→ What the task asks
Copy every line of the data that includes the string "trapped".
═══ Records shown
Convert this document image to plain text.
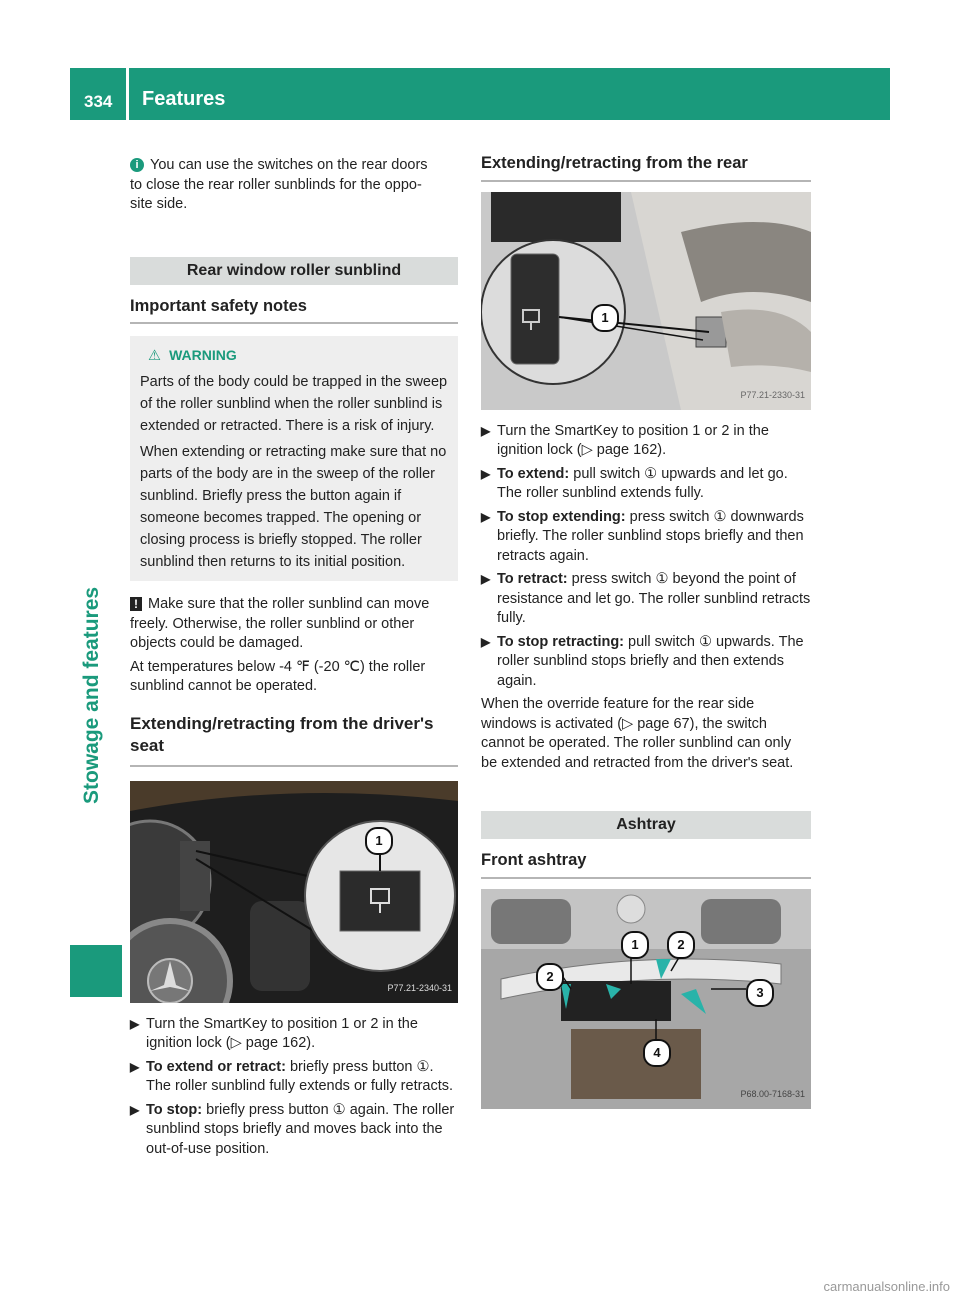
334 Features
Stowage and features

i You can use the switches on the rear doors
to close the rear roller sunblinds for the oppo-
site side.

Rear window roller sunblind
Important safety notes
⚠ WARNING

Parts of the body could be trapped in the sweep of the roller sunblind when the roller sunblind is extended or retracted. There is a risk of injury.

When extending or retracting make sure that no parts of the body are in the sweep of the roller sunblind. Briefly press the button again if someone becomes trapped. The opening or closing process is briefly stopped. The roller sunblind then returns to its initial position.

! Make sure that the roller sunblind can move freely. Otherwise, the roller sunblind or other objects could be damaged.

At temperatures below -4 ℉ (-20 ℃) the roller sunblind cannot be operated.

Extending/retracting from the driver's seat
1
P77.21-2340-31
▶ Turn the SmartKey to position 1 or 2 in the ignition lock (▷ page 162).
▶ To extend or retract: briefly press button ①. The roller sunblind fully extends or fully retracts.
▶ To stop: briefly press button ① again. The roller sunblind stops briefly and moves back into the out-of-use position.
Extending/retracting from the rear
1
P77.21-2330-31
▶ Turn the SmartKey to position 1 or 2 in the ignition lock (▷ page 162).
▶ To extend: pull switch ① upwards and let go. The roller sunblind extends fully.
▶ To stop extending: press switch ① downwards briefly. The roller sunblind stops briefly and then retracts again.
▶ To retract: press switch ① beyond the point of resistance and let go. The roller sunblind retracts fully.
▶ To stop retracting: pull switch ① upwards. The roller sunblind stops briefly and then extends again.

When the override feature for the rear side windows is activated (▷ page 67), the switch cannot be operated. The roller sunblind can only be extended and retracted from the driver's seat.

Ashtray
Front ashtray
1	2
2
3
4
P68.00-7168-31
carmanualsonline.info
══════
→ Expected output
Parts of the body could be trapped in the sweep of the roller sunblind when the roller sunblind is extended or retracted. There is a risk of injury.
When extending or retracting make sure that no parts of the body are in the sweep of the roller sunblind. Briefly press the button again if someone becomes trapped. The opening or closing process is briefly stopped. The roller sunblind then returns to its initial position.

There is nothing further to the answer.